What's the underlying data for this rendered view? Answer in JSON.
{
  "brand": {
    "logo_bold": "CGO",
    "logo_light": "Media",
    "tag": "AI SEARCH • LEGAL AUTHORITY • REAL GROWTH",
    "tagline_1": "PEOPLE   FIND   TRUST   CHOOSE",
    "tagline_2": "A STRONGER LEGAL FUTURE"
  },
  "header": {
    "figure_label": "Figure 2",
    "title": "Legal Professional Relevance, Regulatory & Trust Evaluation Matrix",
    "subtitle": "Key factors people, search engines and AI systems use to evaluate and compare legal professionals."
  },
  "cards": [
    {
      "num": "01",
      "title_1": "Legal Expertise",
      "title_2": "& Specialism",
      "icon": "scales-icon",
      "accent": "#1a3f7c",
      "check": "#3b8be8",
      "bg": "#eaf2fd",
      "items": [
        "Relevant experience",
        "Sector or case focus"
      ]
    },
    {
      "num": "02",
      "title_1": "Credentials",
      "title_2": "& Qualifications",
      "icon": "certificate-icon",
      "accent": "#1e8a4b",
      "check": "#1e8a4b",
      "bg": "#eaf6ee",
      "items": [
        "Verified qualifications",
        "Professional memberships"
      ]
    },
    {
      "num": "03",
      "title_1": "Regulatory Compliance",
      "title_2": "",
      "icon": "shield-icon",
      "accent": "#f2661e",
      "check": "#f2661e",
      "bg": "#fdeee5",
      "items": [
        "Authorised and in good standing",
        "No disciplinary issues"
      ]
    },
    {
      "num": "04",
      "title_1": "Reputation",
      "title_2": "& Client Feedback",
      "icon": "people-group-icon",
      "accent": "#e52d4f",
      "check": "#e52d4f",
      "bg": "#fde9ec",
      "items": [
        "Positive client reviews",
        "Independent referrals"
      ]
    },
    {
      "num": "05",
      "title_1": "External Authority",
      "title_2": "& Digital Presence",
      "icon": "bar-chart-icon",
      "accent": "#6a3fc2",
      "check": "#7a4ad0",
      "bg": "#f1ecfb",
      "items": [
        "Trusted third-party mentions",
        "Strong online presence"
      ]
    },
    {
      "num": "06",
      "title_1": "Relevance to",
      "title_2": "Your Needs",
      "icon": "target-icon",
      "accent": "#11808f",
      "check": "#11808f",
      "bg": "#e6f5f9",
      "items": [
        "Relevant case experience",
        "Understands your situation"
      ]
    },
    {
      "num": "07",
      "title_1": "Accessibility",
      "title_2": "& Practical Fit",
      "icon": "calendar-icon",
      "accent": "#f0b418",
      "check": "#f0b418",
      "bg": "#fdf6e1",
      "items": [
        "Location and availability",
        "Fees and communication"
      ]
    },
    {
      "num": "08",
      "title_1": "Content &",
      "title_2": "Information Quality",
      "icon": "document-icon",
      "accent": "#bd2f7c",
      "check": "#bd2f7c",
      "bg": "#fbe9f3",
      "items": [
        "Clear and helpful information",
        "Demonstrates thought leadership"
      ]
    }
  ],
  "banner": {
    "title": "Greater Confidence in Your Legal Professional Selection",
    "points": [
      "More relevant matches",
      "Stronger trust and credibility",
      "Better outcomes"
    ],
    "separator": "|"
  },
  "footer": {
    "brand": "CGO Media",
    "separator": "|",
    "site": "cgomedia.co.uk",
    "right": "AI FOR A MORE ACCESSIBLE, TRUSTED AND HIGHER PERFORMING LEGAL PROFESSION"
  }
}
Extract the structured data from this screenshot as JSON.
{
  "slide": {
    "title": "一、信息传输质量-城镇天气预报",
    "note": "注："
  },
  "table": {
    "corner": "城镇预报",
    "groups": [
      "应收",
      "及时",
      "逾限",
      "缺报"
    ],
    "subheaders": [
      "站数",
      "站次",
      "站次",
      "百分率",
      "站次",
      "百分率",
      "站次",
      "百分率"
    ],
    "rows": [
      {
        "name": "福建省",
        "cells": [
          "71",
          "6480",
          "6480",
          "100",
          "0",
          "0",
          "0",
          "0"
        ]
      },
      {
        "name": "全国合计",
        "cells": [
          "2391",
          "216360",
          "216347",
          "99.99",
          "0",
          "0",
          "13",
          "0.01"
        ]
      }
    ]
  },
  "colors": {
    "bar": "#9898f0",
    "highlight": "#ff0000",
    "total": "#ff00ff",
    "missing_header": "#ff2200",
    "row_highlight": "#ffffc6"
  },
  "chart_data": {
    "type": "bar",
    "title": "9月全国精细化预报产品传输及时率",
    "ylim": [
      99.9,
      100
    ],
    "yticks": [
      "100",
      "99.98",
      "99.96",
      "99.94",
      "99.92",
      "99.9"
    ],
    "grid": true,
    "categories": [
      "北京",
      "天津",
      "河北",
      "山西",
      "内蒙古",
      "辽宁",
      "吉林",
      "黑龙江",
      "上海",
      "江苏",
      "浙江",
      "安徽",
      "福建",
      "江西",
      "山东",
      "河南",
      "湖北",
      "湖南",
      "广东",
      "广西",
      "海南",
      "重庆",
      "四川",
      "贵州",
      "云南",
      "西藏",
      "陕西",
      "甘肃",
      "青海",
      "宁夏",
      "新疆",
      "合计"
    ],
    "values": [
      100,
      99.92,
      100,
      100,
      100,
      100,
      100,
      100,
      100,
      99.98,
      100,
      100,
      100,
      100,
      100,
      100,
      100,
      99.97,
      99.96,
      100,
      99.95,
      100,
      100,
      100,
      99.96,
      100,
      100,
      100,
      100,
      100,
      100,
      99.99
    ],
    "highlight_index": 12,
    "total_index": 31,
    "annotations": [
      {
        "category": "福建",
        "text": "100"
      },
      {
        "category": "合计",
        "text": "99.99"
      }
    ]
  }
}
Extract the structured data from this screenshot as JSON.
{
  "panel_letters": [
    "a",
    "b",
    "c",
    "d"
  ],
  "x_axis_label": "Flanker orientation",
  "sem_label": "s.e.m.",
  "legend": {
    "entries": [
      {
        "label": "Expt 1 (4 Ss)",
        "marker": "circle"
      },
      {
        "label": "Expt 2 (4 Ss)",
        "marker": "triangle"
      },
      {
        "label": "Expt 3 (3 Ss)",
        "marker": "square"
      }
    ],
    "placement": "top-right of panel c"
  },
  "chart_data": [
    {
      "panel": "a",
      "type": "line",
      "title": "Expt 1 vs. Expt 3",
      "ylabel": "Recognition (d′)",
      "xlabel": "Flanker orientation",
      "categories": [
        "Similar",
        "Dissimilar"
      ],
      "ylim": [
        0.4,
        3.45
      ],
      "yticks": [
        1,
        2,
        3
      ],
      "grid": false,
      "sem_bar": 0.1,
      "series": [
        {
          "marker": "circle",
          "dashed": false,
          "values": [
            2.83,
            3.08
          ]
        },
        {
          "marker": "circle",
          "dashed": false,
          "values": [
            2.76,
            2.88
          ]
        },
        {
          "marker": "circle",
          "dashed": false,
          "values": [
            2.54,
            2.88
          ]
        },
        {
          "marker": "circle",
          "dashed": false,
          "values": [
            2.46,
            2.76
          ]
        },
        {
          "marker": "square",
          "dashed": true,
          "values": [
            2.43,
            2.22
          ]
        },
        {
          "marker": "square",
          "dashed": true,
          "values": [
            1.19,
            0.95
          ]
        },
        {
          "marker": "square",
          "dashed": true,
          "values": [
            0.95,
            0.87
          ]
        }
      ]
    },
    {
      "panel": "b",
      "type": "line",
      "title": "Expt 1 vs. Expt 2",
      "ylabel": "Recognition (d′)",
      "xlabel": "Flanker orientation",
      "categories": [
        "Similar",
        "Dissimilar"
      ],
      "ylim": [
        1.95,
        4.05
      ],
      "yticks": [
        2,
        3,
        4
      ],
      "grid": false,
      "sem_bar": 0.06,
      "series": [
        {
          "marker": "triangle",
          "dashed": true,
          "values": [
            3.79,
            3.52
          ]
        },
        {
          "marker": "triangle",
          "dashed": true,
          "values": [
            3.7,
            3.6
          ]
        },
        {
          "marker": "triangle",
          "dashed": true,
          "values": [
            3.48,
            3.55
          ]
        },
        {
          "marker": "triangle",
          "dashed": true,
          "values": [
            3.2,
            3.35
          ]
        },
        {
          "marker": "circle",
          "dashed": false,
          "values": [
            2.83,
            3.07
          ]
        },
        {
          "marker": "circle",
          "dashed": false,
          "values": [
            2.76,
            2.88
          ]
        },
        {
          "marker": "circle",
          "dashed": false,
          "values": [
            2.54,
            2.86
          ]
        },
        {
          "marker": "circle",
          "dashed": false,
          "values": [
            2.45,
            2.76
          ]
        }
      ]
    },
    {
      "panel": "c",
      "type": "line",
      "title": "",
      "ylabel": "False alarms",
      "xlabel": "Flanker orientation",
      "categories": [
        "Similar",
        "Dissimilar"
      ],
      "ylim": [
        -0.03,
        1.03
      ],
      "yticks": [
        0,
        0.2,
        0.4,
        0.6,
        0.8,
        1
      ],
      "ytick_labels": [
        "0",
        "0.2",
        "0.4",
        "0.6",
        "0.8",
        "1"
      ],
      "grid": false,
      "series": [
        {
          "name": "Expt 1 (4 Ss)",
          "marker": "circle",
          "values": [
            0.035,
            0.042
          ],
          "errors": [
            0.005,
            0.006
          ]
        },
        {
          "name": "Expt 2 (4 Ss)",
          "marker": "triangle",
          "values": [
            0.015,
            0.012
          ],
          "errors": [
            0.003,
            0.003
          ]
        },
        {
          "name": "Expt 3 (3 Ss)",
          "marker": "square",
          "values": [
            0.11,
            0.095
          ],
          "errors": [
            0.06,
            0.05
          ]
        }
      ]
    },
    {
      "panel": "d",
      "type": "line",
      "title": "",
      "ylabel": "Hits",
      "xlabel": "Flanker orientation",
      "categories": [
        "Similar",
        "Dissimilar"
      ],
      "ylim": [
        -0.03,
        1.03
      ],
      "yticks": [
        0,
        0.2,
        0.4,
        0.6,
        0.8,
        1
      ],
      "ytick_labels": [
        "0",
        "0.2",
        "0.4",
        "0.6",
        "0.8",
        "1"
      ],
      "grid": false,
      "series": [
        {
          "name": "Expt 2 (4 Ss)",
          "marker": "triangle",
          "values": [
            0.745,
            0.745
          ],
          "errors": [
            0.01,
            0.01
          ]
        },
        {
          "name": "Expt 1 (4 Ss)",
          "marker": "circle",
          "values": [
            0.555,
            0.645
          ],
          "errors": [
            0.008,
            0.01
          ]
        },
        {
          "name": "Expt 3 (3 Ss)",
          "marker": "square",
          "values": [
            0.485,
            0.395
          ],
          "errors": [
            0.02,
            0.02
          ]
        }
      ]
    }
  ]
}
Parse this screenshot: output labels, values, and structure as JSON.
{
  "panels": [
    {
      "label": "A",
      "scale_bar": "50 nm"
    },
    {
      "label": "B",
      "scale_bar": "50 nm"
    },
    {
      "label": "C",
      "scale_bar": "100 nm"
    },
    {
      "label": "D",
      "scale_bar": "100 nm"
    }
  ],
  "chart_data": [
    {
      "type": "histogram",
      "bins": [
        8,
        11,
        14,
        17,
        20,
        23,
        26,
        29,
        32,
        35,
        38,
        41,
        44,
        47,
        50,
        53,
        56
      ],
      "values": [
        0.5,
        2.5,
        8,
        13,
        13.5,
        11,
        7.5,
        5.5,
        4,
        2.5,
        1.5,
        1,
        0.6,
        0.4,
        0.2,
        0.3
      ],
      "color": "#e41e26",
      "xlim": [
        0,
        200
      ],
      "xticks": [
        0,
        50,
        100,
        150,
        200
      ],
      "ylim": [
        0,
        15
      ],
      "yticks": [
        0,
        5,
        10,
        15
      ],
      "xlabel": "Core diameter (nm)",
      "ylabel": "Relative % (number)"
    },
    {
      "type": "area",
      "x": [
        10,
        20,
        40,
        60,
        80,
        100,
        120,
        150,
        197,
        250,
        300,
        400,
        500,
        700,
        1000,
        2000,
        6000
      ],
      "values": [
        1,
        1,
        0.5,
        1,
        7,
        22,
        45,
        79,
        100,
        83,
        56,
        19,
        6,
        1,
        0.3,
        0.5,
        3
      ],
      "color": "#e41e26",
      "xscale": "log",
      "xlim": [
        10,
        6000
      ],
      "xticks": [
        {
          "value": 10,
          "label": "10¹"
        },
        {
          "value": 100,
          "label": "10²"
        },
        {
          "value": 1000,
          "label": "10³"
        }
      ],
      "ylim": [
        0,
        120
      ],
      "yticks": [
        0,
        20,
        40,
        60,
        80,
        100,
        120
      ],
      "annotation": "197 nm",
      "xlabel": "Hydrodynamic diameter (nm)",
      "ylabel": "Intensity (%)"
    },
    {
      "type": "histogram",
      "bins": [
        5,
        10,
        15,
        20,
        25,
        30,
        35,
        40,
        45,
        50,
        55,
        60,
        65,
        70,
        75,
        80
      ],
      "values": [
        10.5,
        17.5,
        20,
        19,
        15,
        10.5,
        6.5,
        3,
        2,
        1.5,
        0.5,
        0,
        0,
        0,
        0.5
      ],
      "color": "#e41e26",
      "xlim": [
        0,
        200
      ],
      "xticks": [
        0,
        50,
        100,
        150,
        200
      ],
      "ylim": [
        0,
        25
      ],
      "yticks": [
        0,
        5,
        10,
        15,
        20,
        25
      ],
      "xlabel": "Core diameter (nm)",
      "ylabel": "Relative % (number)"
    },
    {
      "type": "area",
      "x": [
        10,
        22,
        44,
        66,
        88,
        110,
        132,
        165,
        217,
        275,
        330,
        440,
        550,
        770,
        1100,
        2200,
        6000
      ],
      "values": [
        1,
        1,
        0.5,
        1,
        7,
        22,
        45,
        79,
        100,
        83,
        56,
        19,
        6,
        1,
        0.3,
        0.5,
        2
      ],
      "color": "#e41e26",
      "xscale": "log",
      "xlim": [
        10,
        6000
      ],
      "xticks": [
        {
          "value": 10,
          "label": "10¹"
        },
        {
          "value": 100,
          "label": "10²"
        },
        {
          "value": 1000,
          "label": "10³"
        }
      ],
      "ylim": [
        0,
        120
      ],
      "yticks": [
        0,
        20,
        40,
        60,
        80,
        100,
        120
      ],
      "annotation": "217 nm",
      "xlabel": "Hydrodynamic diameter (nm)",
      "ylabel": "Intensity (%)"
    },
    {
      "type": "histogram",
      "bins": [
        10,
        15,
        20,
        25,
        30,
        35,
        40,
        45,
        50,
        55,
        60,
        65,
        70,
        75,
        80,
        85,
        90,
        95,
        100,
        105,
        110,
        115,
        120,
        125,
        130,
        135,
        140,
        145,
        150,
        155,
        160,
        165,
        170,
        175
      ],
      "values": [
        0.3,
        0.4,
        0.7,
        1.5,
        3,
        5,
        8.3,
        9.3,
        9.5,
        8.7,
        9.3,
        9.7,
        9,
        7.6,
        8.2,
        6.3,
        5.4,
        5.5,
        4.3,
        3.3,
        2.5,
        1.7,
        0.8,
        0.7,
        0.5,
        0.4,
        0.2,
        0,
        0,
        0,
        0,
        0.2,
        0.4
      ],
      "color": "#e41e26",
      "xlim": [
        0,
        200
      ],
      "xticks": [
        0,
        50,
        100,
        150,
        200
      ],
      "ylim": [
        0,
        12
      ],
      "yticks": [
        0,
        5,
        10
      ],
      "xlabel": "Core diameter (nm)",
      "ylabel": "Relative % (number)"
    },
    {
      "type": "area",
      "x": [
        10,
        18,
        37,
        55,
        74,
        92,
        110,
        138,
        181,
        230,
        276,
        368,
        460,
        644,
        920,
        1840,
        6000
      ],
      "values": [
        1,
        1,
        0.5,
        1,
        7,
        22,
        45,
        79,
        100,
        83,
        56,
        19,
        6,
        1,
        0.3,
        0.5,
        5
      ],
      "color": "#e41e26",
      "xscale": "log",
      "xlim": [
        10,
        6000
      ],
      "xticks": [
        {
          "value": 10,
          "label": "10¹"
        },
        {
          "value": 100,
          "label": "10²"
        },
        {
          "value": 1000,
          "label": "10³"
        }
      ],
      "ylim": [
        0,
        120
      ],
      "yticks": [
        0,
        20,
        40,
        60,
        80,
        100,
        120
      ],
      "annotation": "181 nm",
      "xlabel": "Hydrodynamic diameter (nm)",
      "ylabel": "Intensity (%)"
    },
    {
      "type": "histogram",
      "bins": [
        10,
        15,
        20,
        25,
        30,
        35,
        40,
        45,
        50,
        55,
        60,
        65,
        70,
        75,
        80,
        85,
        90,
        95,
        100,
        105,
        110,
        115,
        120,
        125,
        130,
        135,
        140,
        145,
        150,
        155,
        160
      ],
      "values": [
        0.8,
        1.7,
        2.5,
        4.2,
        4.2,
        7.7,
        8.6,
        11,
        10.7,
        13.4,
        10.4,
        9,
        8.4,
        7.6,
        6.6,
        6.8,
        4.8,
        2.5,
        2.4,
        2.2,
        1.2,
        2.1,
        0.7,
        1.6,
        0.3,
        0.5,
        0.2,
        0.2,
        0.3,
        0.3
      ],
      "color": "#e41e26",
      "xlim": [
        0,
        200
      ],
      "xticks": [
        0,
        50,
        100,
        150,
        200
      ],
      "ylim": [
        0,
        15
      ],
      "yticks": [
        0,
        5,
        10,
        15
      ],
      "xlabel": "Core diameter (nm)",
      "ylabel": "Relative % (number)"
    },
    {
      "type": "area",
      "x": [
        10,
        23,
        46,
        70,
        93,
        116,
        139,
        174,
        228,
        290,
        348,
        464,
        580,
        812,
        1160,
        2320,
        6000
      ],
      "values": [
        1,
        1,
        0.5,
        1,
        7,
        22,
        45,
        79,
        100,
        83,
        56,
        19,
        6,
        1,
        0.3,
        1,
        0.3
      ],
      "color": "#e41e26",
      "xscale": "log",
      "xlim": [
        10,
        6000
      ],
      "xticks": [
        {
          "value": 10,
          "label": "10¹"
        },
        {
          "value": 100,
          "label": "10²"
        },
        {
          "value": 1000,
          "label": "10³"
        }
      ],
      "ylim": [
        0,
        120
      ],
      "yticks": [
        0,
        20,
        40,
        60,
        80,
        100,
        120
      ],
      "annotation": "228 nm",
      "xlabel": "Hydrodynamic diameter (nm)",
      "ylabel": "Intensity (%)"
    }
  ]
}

━━━━━━━━━━━━━━━━

> [What needs to be done]: How many lines in the listing above contain the string "case"? Answer with the number only.

> [Exercise result]: 2